YOUR OBJECTIVE
Extract each line of the records below that contains the word "false".

Some records:
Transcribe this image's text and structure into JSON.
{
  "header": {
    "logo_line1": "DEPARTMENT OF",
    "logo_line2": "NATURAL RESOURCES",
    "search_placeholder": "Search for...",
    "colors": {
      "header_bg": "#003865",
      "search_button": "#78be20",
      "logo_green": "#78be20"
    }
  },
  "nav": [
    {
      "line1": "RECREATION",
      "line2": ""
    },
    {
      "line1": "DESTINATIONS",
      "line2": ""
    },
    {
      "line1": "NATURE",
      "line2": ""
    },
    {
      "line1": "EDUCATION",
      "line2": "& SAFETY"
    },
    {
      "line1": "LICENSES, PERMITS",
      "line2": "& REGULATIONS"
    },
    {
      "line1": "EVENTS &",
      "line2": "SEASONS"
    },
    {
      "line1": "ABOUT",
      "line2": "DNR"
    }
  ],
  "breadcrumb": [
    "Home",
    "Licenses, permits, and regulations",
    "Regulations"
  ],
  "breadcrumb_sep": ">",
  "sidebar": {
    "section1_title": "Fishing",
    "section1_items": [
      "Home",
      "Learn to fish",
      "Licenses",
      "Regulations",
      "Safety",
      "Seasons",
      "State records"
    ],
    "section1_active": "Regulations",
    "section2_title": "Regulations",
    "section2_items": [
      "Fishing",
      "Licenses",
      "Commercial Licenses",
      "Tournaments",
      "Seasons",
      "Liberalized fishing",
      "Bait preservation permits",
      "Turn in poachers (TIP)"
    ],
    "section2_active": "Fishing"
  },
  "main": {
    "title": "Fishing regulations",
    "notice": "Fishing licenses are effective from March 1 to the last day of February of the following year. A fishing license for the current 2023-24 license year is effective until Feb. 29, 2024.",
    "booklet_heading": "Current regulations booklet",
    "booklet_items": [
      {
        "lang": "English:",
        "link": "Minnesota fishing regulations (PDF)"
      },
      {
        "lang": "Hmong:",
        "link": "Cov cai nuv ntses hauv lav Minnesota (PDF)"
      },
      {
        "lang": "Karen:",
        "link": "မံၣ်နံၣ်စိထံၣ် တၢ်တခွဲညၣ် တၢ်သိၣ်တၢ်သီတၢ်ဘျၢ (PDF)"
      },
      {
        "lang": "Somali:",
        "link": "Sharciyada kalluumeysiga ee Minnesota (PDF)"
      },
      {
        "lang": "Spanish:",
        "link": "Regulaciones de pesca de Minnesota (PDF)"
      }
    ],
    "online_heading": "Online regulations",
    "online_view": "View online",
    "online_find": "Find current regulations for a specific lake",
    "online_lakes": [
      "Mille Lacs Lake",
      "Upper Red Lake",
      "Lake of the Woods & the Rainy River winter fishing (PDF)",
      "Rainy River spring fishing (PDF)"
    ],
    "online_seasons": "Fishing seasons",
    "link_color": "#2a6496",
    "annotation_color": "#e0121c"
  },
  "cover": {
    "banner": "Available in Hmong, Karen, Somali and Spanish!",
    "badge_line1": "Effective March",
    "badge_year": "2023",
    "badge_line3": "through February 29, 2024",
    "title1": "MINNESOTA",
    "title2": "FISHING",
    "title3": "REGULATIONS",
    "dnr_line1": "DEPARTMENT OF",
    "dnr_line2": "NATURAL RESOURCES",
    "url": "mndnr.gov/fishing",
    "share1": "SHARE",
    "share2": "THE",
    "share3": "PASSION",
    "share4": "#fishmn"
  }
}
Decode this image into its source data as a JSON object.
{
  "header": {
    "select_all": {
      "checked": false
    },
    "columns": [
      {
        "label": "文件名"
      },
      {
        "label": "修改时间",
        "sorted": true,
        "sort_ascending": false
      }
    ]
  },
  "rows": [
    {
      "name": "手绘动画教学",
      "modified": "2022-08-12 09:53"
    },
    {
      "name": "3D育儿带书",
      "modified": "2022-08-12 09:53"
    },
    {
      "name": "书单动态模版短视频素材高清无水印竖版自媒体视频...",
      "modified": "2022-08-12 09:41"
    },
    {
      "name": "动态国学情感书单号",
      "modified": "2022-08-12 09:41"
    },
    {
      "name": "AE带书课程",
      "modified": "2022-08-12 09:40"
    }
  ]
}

ANSWER
      "checked": false
        "sort_ascending": false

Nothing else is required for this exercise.